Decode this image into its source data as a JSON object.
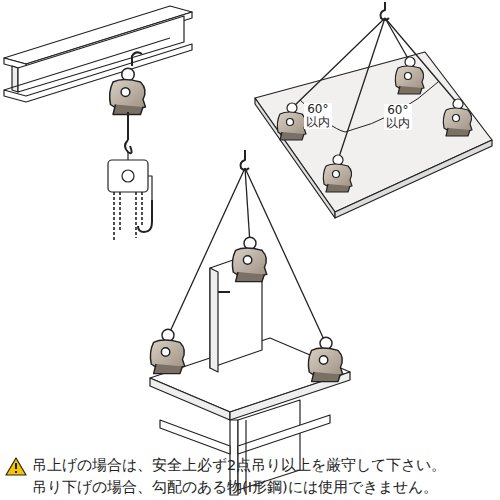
{
  "diagram": {
    "labels": [
      "60° 以内",
      "60° 以内",
      "吊上げの場合は、安全上必ず2点吊り以上を厳守して下さい。",
      "吊り下げの場合、勾配のある物(I形鋼)には使用できません。"
    ]
  }
}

- - - - -

STATED PROBLEM> Transcribe the material as is, with images omitted.

SOLUTION FOR THIS PROBLEM>
Decode this image into its source data as a JSON object.
{
  "diagram": {
    "labels": [
      "60° 以内",
      "60° 以内",
      "吊上げの場合は、安全上必ず2点吊り以上を厳守して下さい。",
      "吊り下げの場合、勾配のある物(I形鋼)には使用できません。"
    ]
  }
}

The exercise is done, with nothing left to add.